**What the exercise asks:** Write out each record below exactly as it appears, with no pictures.

═══ Input

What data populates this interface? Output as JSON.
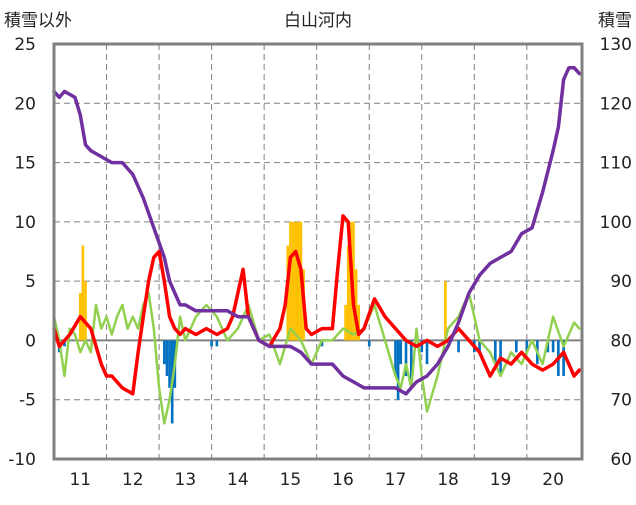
{
  "chart_data": {
    "type": "line",
    "title": "白山河内",
    "y_left_label": "積雪以外",
    "y_right_label": "積雪",
    "y_left_range": [
      -10,
      25
    ],
    "y_left_ticks": [
      -10,
      -5,
      0,
      5,
      10,
      15,
      20,
      25
    ],
    "y_right_range": [
      60,
      130
    ],
    "y_right_ticks": [
      60,
      70,
      80,
      90,
      100,
      110,
      120,
      130
    ],
    "x_range": [
      10.5,
      20.55
    ],
    "x_ticks": [
      11,
      12,
      13,
      14,
      15,
      16,
      17,
      18,
      19,
      20
    ],
    "grid": {
      "vertical_dashed": true,
      "horizontal_dashed": true
    },
    "colors": {
      "snow_depth": "#7030A0",
      "temperature": "#FF0000",
      "temp_change": "#92D050",
      "precip": "#FFC000",
      "snow_change": "#0070C0",
      "zero_line": "#808080",
      "frame": "#808080"
    },
    "series": [
      {
        "key": "snow_depth",
        "axis": "right",
        "kind": "line",
        "x": [
          10.5,
          10.6,
          10.7,
          10.9,
          11.0,
          11.1,
          11.2,
          11.4,
          11.6,
          11.8,
          12.0,
          12.2,
          12.4,
          12.6,
          12.7,
          12.8,
          12.9,
          13.0,
          13.2,
          13.4,
          13.6,
          13.8,
          14.0,
          14.2,
          14.4,
          14.6,
          14.8,
          15.0,
          15.2,
          15.4,
          15.6,
          15.8,
          16.0,
          16.2,
          16.4,
          16.6,
          16.8,
          17.0,
          17.2,
          17.4,
          17.6,
          17.8,
          18.0,
          18.2,
          18.4,
          18.6,
          18.8,
          19.0,
          19.2,
          19.4,
          19.6,
          19.8,
          20.0,
          20.1,
          20.2,
          20.3,
          20.4,
          20.5
        ],
        "values": [
          122,
          121,
          122,
          121,
          118,
          113,
          112,
          111,
          110,
          110,
          108,
          104,
          99,
          94,
          90,
          88,
          86,
          86,
          85,
          85,
          85,
          85,
          84,
          84,
          80,
          79,
          79,
          79,
          78,
          76,
          76,
          76,
          74,
          73,
          72,
          72,
          72,
          72,
          71,
          73,
          74,
          76,
          79,
          83,
          88,
          91,
          93,
          94,
          95,
          98,
          99,
          105,
          112,
          116,
          124,
          126,
          126,
          125
        ]
      },
      {
        "key": "temperature",
        "axis": "left",
        "kind": "line",
        "x": [
          10.5,
          10.6,
          10.8,
          11.0,
          11.2,
          11.4,
          11.5,
          11.6,
          11.8,
          12.0,
          12.1,
          12.2,
          12.3,
          12.4,
          12.5,
          12.6,
          12.7,
          12.8,
          12.9,
          13.0,
          13.2,
          13.4,
          13.6,
          13.8,
          13.9,
          14.0,
          14.1,
          14.2,
          14.4,
          14.6,
          14.8,
          14.9,
          15.0,
          15.1,
          15.2,
          15.3,
          15.4,
          15.6,
          15.8,
          15.9,
          16.0,
          16.1,
          16.2,
          16.3,
          16.4,
          16.6,
          16.8,
          17.0,
          17.2,
          17.4,
          17.6,
          17.8,
          18.0,
          18.2,
          18.4,
          18.6,
          18.8,
          19.0,
          19.2,
          19.4,
          19.6,
          19.8,
          20.0,
          20.2,
          20.4,
          20.5
        ],
        "values": [
          1,
          -0.5,
          0.5,
          2,
          1,
          -2,
          -3,
          -3,
          -4,
          -4.5,
          -1,
          2,
          5,
          7,
          7.5,
          5,
          2,
          1,
          0.5,
          1,
          0.5,
          1,
          0.5,
          1,
          2,
          4,
          6,
          2,
          0,
          -0.5,
          1,
          3,
          7,
          7.5,
          6,
          1,
          0.5,
          1,
          1,
          6,
          10.5,
          10,
          3,
          0.5,
          1,
          3.5,
          2,
          1,
          0,
          -0.5,
          0,
          -0.5,
          0,
          1,
          0,
          -1,
          -3,
          -1.5,
          -2,
          -1,
          -2,
          -2.5,
          -2,
          -1,
          -3,
          -2.5
        ]
      },
      {
        "key": "temp_change",
        "axis": "left",
        "kind": "line",
        "x": [
          10.5,
          10.6,
          10.7,
          10.8,
          10.9,
          11.0,
          11.1,
          11.2,
          11.3,
          11.4,
          11.5,
          11.6,
          11.7,
          11.8,
          11.9,
          12.0,
          12.1,
          12.2,
          12.3,
          12.4,
          12.5,
          12.6,
          12.7,
          12.8,
          12.9,
          13.0,
          13.1,
          13.2,
          13.4,
          13.6,
          13.8,
          14.0,
          14.2,
          14.4,
          14.6,
          14.8,
          15.0,
          15.2,
          15.4,
          15.6,
          15.8,
          16.0,
          16.2,
          16.4,
          16.6,
          16.8,
          17.0,
          17.1,
          17.2,
          17.3,
          17.4,
          17.5,
          17.6,
          17.8,
          18.0,
          18.2,
          18.4,
          18.6,
          18.8,
          19.0,
          19.2,
          19.4,
          19.6,
          19.8,
          20.0,
          20.2,
          20.4,
          20.5
        ],
        "values": [
          2,
          0,
          -3,
          1,
          0.5,
          -1,
          0,
          -1,
          3,
          1,
          2,
          0.5,
          2,
          3,
          1,
          2,
          1,
          3,
          4,
          1,
          -4,
          -7,
          -5,
          -2,
          2,
          0,
          1,
          2,
          3,
          2,
          0,
          1,
          3,
          0,
          0.5,
          -2,
          1,
          0,
          -2,
          0,
          0,
          1,
          0.5,
          1,
          3,
          0,
          -3,
          -4,
          -2,
          -4,
          1,
          -3,
          -6,
          -3,
          1,
          2,
          4,
          0,
          -1,
          -3,
          -1,
          -2,
          0,
          -2,
          2,
          -0.5,
          1.5,
          1
        ]
      },
      {
        "key": "precip",
        "axis": "left",
        "kind": "bar",
        "x": [
          11.0,
          11.05,
          11.1,
          14.95,
          15.0,
          15.05,
          15.1,
          15.15,
          15.2,
          15.25,
          16.05,
          16.1,
          16.15,
          16.2,
          16.25,
          16.3,
          17.95
        ],
        "values": [
          4,
          8,
          5,
          8,
          10,
          10,
          10,
          10,
          10,
          6,
          3,
          8,
          10,
          10,
          6,
          3,
          5
        ]
      },
      {
        "key": "snow_change",
        "axis": "left",
        "kind": "bar",
        "x": [
          10.6,
          10.7,
          12.6,
          12.65,
          12.7,
          12.75,
          12.8,
          13.5,
          13.6,
          15.6,
          16.5,
          17.0,
          17.05,
          17.1,
          17.2,
          17.3,
          17.5,
          17.6,
          18.2,
          18.5,
          18.6,
          18.9,
          19.0,
          19.3,
          19.5,
          19.7,
          19.9,
          20.0,
          20.1,
          20.2
        ],
        "values": [
          -1,
          -0.5,
          -2,
          -3,
          -4,
          -7,
          -4,
          -0.5,
          -0.5,
          -0.5,
          -0.5,
          -3,
          -5,
          -2,
          -3,
          -4,
          -1,
          -2,
          -1,
          -1,
          -1,
          -2,
          -3,
          -1,
          -1,
          -2,
          -1,
          -1,
          -3,
          -3
        ]
      }
    ]
  }
}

══════

**Result of the task:**
What data populates this interface? Output as JSON.
{
  "chart_data": {
    "type": "line",
    "title": "白山河内",
    "y_left_label": "積雪以外",
    "y_right_label": "積雪",
    "y_left_range": [
      -10,
      25
    ],
    "y_left_ticks": [
      -10,
      -5,
      0,
      5,
      10,
      15,
      20,
      25
    ],
    "y_right_range": [
      60,
      130
    ],
    "y_right_ticks": [
      60,
      70,
      80,
      90,
      100,
      110,
      120,
      130
    ],
    "x_range": [
      10.5,
      20.55
    ],
    "x_ticks": [
      11,
      12,
      13,
      14,
      15,
      16,
      17,
      18,
      19,
      20
    ],
    "grid": {
      "vertical_dashed": true,
      "horizontal_dashed": true
    },
    "colors": {
      "snow_depth": "#7030A0",
      "temperature": "#FF0000",
      "temp_change": "#92D050",
      "precip": "#FFC000",
      "snow_change": "#0070C0",
      "zero_line": "#808080",
      "frame": "#808080"
    },
    "series": [
      {
        "key": "snow_depth",
        "axis": "right",
        "kind": "line",
        "x": [
          10.5,
          10.6,
          10.7,
          10.9,
          11.0,
          11.1,
          11.2,
          11.4,
          11.6,
          11.8,
          12.0,
          12.2,
          12.4,
          12.6,
          12.7,
          12.8,
          12.9,
          13.0,
          13.2,
          13.4,
          13.6,
          13.8,
          14.0,
          14.2,
          14.4,
          14.6,
          14.8,
          15.0,
          15.2,
          15.4,
          15.6,
          15.8,
          16.0,
          16.2,
          16.4,
          16.6,
          16.8,
          17.0,
          17.2,
          17.4,
          17.6,
          17.8,
          18.0,
          18.2,
          18.4,
          18.6,
          18.8,
          19.0,
          19.2,
          19.4,
          19.6,
          19.8,
          20.0,
          20.1,
          20.2,
          20.3,
          20.4,
          20.5
        ],
        "values": [
          122,
          121,
          122,
          121,
          118,
          113,
          112,
          111,
          110,
          110,
          108,
          104,
          99,
          94,
          90,
          88,
          86,
          86,
          85,
          85,
          85,
          85,
          84,
          84,
          80,
          79,
          79,
          79,
          78,
          76,
          76,
          76,
          74,
          73,
          72,
          72,
          72,
          72,
          71,
          73,
          74,
          76,
          79,
          83,
          88,
          91,
          93,
          94,
          95,
          98,
          99,
          105,
          112,
          116,
          124,
          126,
          126,
          125
        ]
      },
      {
        "key": "temperature",
        "axis": "left",
        "kind": "line",
        "x": [
          10.5,
          10.6,
          10.8,
          11.0,
          11.2,
          11.4,
          11.5,
          11.6,
          11.8,
          12.0,
          12.1,
          12.2,
          12.3,
          12.4,
          12.5,
          12.6,
          12.7,
          12.8,
          12.9,
          13.0,
          13.2,
          13.4,
          13.6,
          13.8,
          13.9,
          14.0,
          14.1,
          14.2,
          14.4,
          14.6,
          14.8,
          14.9,
          15.0,
          15.1,
          15.2,
          15.3,
          15.4,
          15.6,
          15.8,
          15.9,
          16.0,
          16.1,
          16.2,
          16.3,
          16.4,
          16.6,
          16.8,
          17.0,
          17.2,
          17.4,
          17.6,
          17.8,
          18.0,
          18.2,
          18.4,
          18.6,
          18.8,
          19.0,
          19.2,
          19.4,
          19.6,
          19.8,
          20.0,
          20.2,
          20.4,
          20.5
        ],
        "values": [
          1,
          -0.5,
          0.5,
          2,
          1,
          -2,
          -3,
          -3,
          -4,
          -4.5,
          -1,
          2,
          5,
          7,
          7.5,
          5,
          2,
          1,
          0.5,
          1,
          0.5,
          1,
          0.5,
          1,
          2,
          4,
          6,
          2,
          0,
          -0.5,
          1,
          3,
          7,
          7.5,
          6,
          1,
          0.5,
          1,
          1,
          6,
          10.5,
          10,
          3,
          0.5,
          1,
          3.5,
          2,
          1,
          0,
          -0.5,
          0,
          -0.5,
          0,
          1,
          0,
          -1,
          -3,
          -1.5,
          -2,
          -1,
          -2,
          -2.5,
          -2,
          -1,
          -3,
          -2.5
        ]
      },
      {
        "key": "temp_change",
        "axis": "left",
        "kind": "line",
        "x": [
          10.5,
          10.6,
          10.7,
          10.8,
          10.9,
          11.0,
          11.1,
          11.2,
          11.3,
          11.4,
          11.5,
          11.6,
          11.7,
          11.8,
          11.9,
          12.0,
          12.1,
          12.2,
          12.3,
          12.4,
          12.5,
          12.6,
          12.7,
          12.8,
          12.9,
          13.0,
          13.1,
          13.2,
          13.4,
          13.6,
          13.8,
          14.0,
          14.2,
          14.4,
          14.6,
          14.8,
          15.0,
          15.2,
          15.4,
          15.6,
          15.8,
          16.0,
          16.2,
          16.4,
          16.6,
          16.8,
          17.0,
          17.1,
          17.2,
          17.3,
          17.4,
          17.5,
          17.6,
          17.8,
          18.0,
          18.2,
          18.4,
          18.6,
          18.8,
          19.0,
          19.2,
          19.4,
          19.6,
          19.8,
          20.0,
          20.2,
          20.4,
          20.5
        ],
        "values": [
          2,
          0,
          -3,
          1,
          0.5,
          -1,
          0,
          -1,
          3,
          1,
          2,
          0.5,
          2,
          3,
          1,
          2,
          1,
          3,
          4,
          1,
          -4,
          -7,
          -5,
          -2,
          2,
          0,
          1,
          2,
          3,
          2,
          0,
          1,
          3,
          0,
          0.5,
          -2,
          1,
          0,
          -2,
          0,
          0,
          1,
          0.5,
          1,
          3,
          0,
          -3,
          -4,
          -2,
          -4,
          1,
          -3,
          -6,
          -3,
          1,
          2,
          4,
          0,
          -1,
          -3,
          -1,
          -2,
          0,
          -2,
          2,
          -0.5,
          1.5,
          1
        ]
      },
      {
        "key": "precip",
        "axis": "left",
        "kind": "bar",
        "x": [
          11.0,
          11.05,
          11.1,
          14.95,
          15.0,
          15.05,
          15.1,
          15.15,
          15.2,
          15.25,
          16.05,
          16.1,
          16.15,
          16.2,
          16.25,
          16.3,
          17.95
        ],
        "values": [
          4,
          8,
          5,
          8,
          10,
          10,
          10,
          10,
          10,
          6,
          3,
          8,
          10,
          10,
          6,
          3,
          5
        ]
      },
      {
        "key": "snow_change",
        "axis": "left",
        "kind": "bar",
        "x": [
          10.6,
          10.7,
          12.6,
          12.65,
          12.7,
          12.75,
          12.8,
          13.5,
          13.6,
          15.6,
          16.5,
          17.0,
          17.05,
          17.1,
          17.2,
          17.3,
          17.5,
          17.6,
          18.2,
          18.5,
          18.6,
          18.9,
          19.0,
          19.3,
          19.5,
          19.7,
          19.9,
          20.0,
          20.1,
          20.2
        ],
        "values": [
          -1,
          -0.5,
          -2,
          -3,
          -4,
          -7,
          -4,
          -0.5,
          -0.5,
          -0.5,
          -0.5,
          -3,
          -5,
          -2,
          -3,
          -4,
          -1,
          -2,
          -1,
          -1,
          -1,
          -2,
          -3,
          -1,
          -1,
          -2,
          -1,
          -1,
          -3,
          -3
        ]
      }
    ]
  }
}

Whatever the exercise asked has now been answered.